- AIM OF THE EXERCISE
Pick out all lines of the entries that include the word "content" and copy them.

- SUPPLIED DATA
- - - -

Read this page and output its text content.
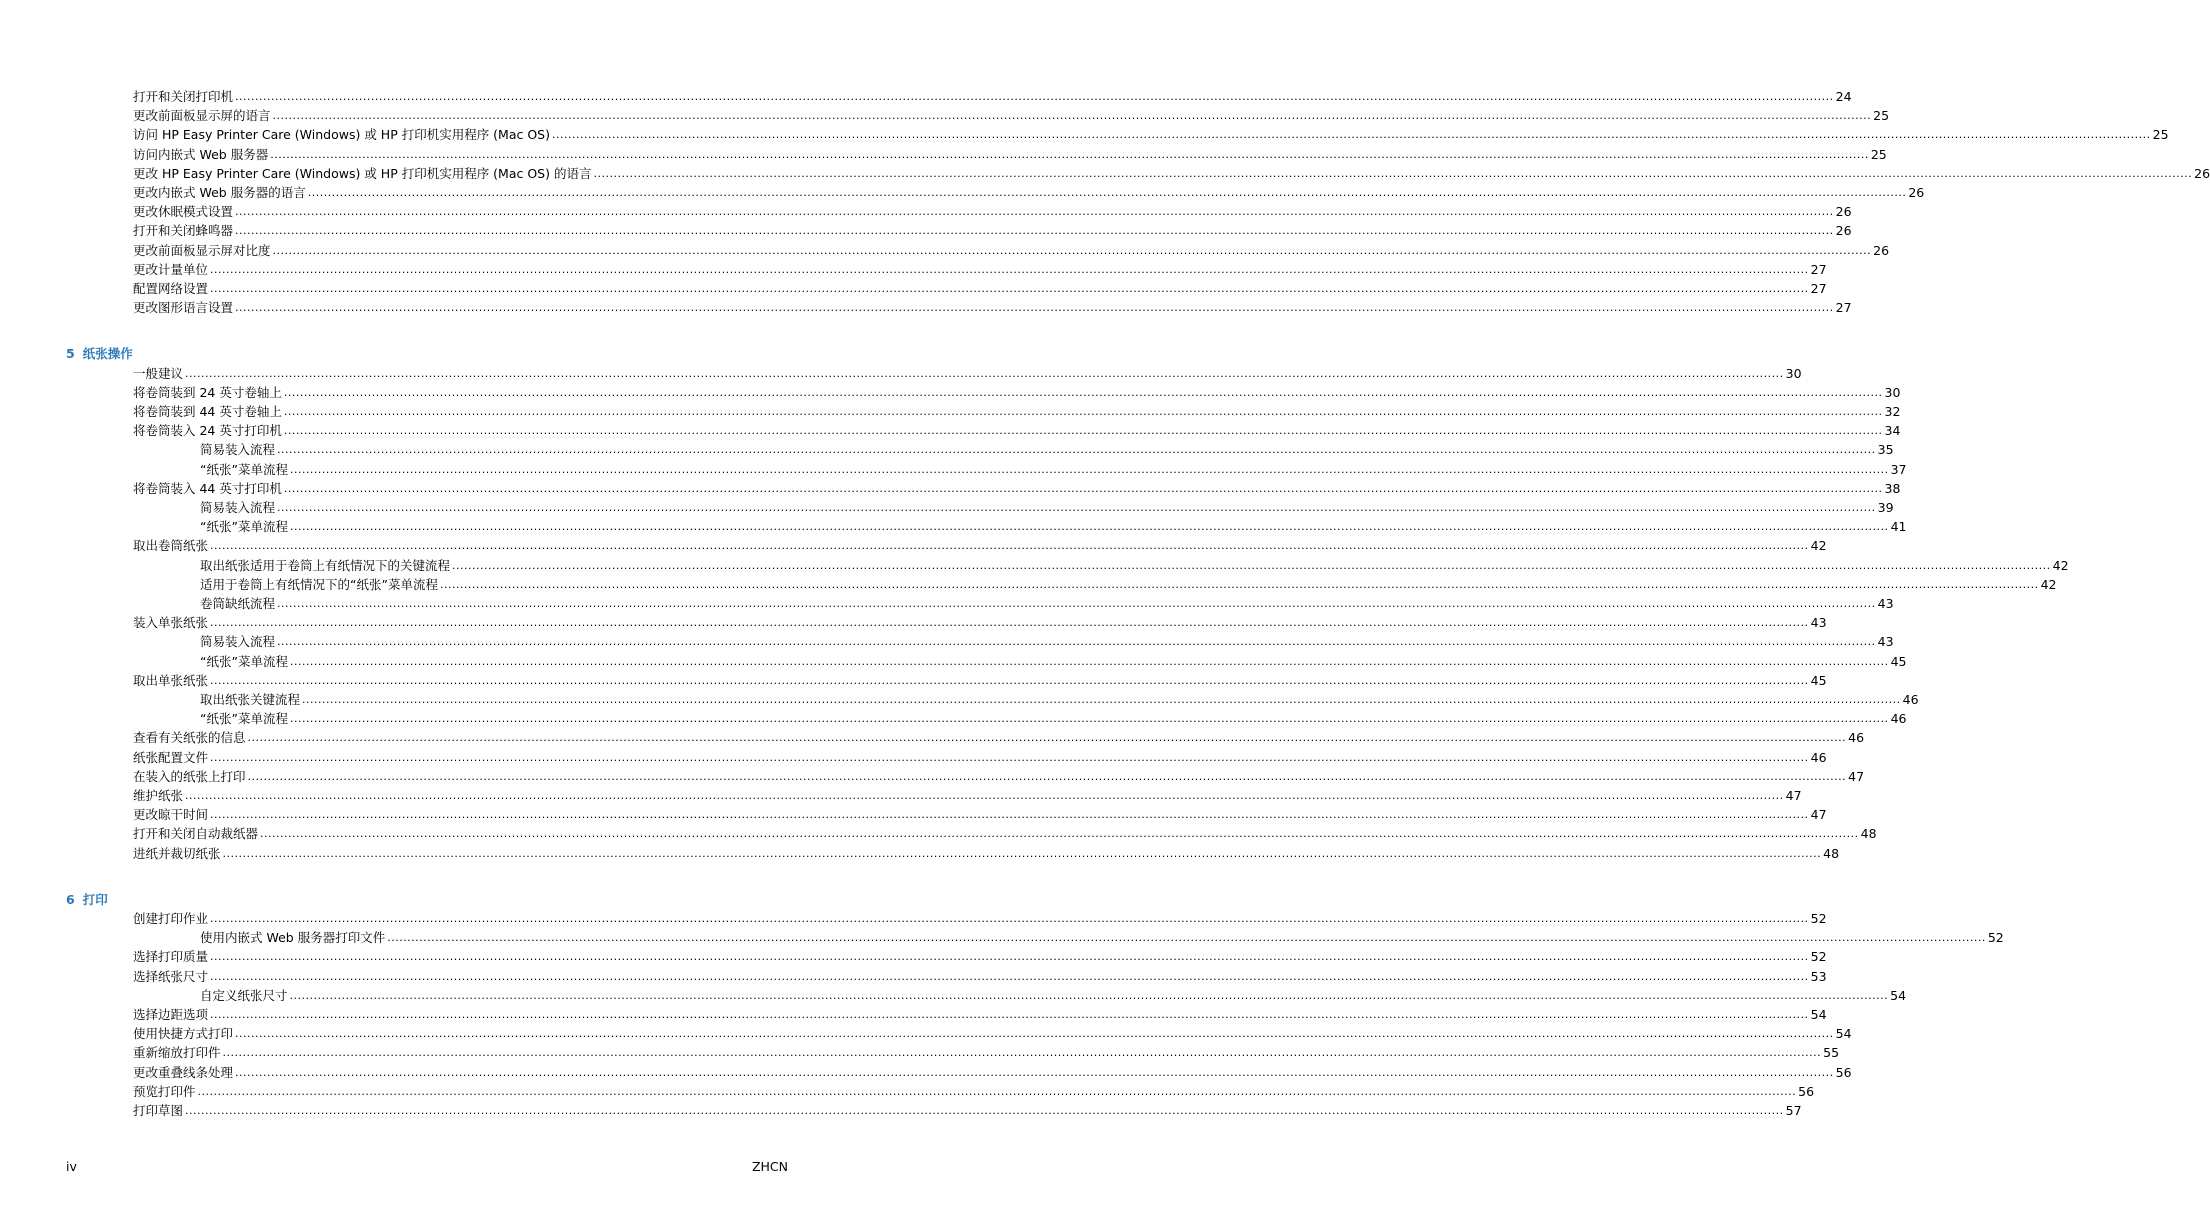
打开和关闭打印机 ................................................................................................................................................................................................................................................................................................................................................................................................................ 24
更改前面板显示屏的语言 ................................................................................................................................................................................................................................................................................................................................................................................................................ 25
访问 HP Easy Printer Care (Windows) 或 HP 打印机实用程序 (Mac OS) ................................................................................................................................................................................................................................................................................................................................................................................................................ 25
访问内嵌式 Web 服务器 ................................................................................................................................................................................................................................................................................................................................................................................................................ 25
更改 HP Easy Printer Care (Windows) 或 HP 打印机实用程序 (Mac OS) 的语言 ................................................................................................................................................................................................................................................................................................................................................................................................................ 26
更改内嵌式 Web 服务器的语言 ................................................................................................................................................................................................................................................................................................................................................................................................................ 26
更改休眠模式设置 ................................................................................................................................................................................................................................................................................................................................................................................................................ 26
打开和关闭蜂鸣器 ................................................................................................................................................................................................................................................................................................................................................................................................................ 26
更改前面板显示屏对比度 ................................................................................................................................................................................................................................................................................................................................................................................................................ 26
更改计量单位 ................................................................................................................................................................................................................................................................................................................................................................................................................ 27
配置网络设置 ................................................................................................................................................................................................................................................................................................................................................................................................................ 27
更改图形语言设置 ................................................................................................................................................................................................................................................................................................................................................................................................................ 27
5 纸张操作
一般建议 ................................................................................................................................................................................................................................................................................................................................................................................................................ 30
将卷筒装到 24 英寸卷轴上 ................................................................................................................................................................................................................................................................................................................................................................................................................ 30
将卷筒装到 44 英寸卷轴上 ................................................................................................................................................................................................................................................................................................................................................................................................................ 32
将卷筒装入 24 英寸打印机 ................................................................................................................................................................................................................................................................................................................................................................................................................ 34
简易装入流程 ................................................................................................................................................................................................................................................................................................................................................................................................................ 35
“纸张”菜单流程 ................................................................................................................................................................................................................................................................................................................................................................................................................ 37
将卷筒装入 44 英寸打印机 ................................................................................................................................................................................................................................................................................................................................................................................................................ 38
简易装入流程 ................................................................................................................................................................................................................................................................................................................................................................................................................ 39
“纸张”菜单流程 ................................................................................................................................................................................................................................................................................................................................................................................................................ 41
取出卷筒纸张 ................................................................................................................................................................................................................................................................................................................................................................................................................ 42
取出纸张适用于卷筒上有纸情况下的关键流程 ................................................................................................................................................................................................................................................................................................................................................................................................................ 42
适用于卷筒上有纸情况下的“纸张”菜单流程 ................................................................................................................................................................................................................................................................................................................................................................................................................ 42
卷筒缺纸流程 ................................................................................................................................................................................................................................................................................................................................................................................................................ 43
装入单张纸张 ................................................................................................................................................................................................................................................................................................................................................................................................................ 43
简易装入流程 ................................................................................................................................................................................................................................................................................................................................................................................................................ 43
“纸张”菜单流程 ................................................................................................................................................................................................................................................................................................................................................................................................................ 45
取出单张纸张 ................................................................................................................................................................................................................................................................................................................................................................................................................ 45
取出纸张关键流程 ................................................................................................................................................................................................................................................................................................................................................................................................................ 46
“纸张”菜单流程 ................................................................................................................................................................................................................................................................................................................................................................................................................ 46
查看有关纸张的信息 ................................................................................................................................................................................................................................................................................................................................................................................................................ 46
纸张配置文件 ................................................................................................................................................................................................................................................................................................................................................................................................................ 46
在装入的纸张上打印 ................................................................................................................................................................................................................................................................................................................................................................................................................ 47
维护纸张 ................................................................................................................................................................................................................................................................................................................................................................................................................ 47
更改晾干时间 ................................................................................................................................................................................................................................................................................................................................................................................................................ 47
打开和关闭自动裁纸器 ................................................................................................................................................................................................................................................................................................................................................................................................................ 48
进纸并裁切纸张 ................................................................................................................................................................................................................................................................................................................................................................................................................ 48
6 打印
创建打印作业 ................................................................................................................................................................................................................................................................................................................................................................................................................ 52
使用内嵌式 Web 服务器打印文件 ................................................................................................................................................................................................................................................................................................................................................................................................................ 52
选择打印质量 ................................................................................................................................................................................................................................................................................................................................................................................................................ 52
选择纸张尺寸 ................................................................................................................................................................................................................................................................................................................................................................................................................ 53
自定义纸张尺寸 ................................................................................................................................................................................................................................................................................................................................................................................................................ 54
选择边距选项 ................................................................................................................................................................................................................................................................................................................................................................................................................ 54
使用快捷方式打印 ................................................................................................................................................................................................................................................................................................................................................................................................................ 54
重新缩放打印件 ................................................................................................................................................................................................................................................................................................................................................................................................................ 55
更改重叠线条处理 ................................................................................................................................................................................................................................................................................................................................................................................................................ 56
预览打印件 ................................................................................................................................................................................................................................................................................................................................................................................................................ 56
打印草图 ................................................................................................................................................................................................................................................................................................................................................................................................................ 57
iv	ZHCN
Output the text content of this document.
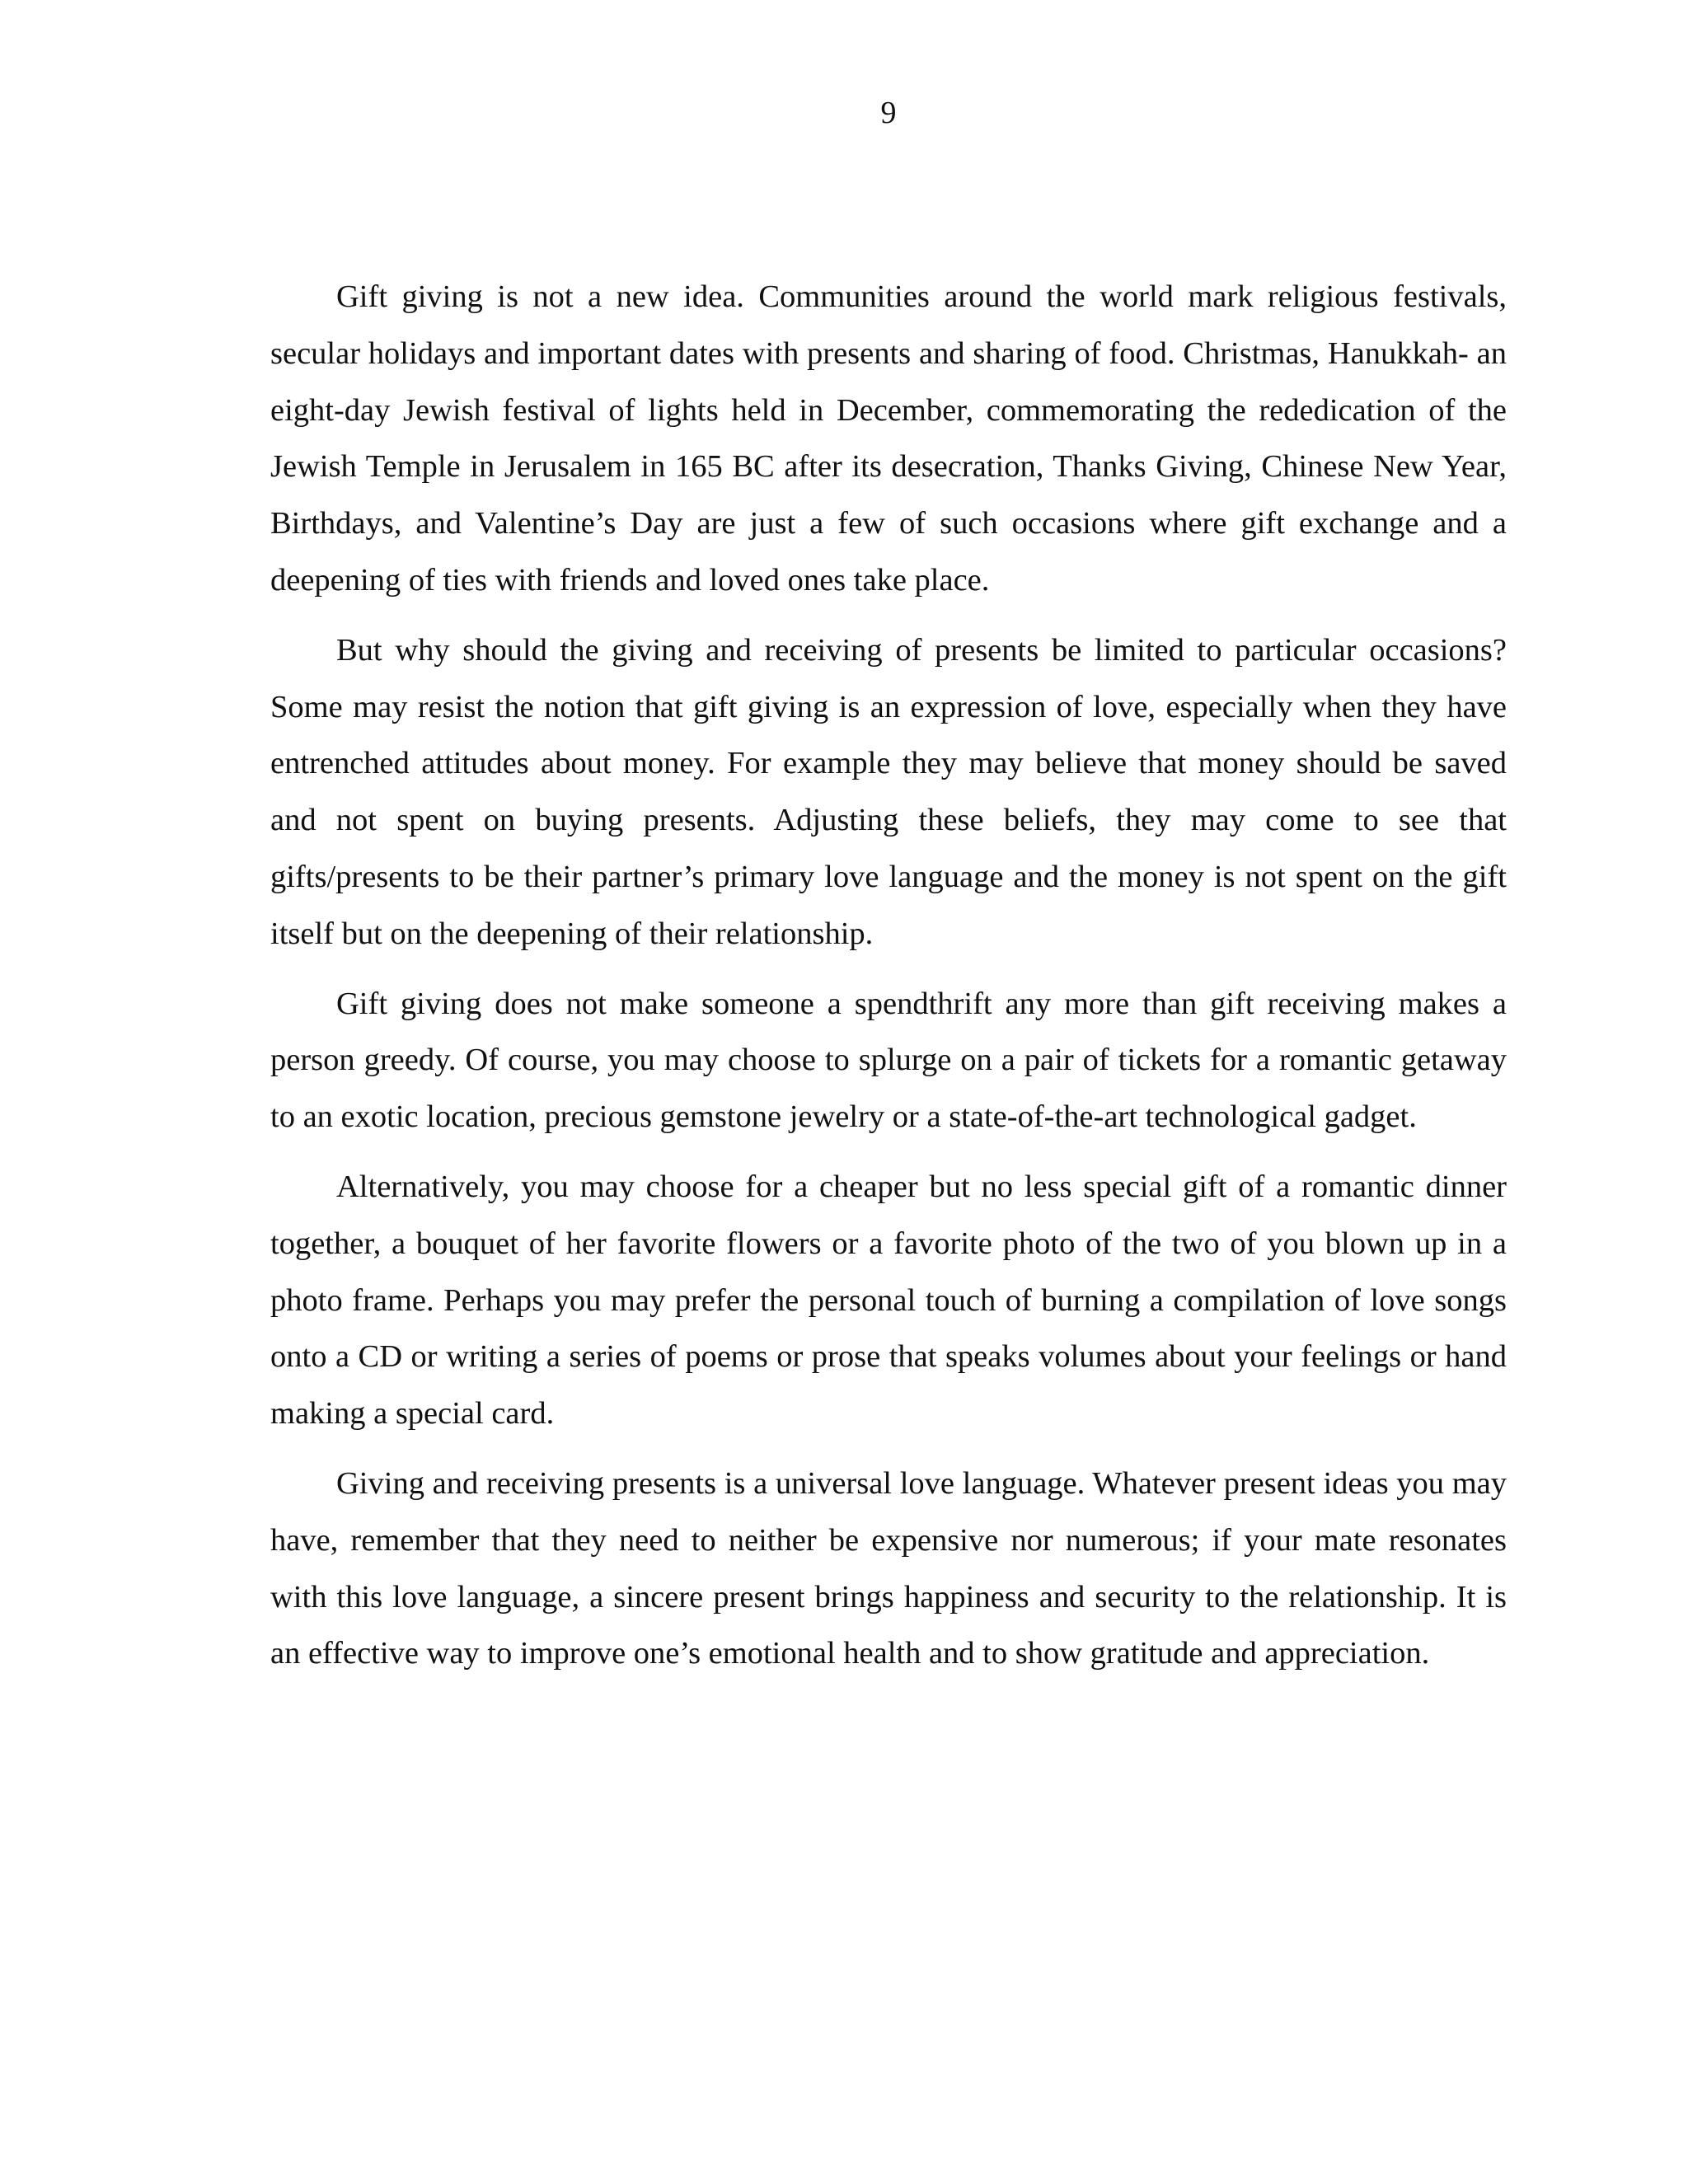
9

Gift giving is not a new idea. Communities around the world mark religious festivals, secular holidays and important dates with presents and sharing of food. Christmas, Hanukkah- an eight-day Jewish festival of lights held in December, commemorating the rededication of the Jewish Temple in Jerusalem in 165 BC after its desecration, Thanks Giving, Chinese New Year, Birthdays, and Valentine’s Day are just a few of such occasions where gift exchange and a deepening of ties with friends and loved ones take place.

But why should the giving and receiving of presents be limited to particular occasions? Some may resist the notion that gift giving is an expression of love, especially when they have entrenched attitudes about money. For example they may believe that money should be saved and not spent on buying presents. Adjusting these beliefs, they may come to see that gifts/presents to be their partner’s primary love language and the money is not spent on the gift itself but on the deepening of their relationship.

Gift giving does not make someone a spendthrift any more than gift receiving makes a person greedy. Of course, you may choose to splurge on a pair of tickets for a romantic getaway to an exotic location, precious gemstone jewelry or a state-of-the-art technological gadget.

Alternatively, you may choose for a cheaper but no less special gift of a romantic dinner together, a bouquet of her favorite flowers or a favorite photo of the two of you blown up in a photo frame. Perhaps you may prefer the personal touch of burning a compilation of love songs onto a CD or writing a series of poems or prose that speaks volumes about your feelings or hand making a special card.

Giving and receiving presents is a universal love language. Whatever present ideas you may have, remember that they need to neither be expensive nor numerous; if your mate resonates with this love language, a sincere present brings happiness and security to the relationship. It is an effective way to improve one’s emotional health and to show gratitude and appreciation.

- - - -

- OUTPUT FOR THIS EXERCISE
Read this page and output its text content.
Output the text content of this document.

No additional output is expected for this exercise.